▸ **PROBLEM TO WORK ON**:
Reproduce the data in its entirety, exactly as supplied.

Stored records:
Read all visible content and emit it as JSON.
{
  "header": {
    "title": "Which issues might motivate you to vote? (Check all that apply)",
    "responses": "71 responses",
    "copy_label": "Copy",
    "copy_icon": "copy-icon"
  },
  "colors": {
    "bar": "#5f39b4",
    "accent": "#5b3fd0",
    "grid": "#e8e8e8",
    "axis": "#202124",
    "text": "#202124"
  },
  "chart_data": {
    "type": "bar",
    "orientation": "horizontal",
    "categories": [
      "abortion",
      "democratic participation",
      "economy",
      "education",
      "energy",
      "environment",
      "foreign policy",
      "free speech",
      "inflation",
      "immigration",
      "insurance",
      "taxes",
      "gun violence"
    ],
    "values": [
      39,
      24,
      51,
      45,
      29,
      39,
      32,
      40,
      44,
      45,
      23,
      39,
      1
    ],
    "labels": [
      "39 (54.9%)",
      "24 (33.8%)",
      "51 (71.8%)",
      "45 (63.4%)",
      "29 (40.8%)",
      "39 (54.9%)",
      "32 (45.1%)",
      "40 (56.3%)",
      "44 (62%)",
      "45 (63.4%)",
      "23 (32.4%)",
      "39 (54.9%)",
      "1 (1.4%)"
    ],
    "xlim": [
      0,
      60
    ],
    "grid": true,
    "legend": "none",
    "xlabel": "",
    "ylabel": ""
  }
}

▸ **TASK SOLUTION**:
Read all visible content and emit it as JSON.
{
  "header": {
    "title": "Which issues might motivate you to vote? (Check all that apply)",
    "responses": "71 responses",
    "copy_label": "Copy",
    "copy_icon": "copy-icon"
  },
  "colors": {
    "bar": "#5f39b4",
    "accent": "#5b3fd0",
    "grid": "#e8e8e8",
    "axis": "#202124",
    "text": "#202124"
  },
  "chart_data": {
    "type": "bar",
    "orientation": "horizontal",
    "categories": [
      "abortion",
      "democratic participation",
      "economy",
      "education",
      "energy",
      "environment",
      "foreign policy",
      "free speech",
      "inflation",
      "immigration",
      "insurance",
      "taxes",
      "gun violence"
    ],
    "values": [
      39,
      24,
      51,
      45,
      29,
      39,
      32,
      40,
      44,
      45,
      23,
      39,
      1
    ],
    "labels": [
      "39 (54.9%)",
      "24 (33.8%)",
      "51 (71.8%)",
      "45 (63.4%)",
      "29 (40.8%)",
      "39 (54.9%)",
      "32 (45.1%)",
      "40 (56.3%)",
      "44 (62%)",
      "45 (63.4%)",
      "23 (32.4%)",
      "39 (54.9%)",
      "1 (1.4%)"
    ],
    "xlim": [
      0,
      60
    ],
    "grid": true,
    "legend": "none",
    "xlabel": "",
    "ylabel": ""
  }
}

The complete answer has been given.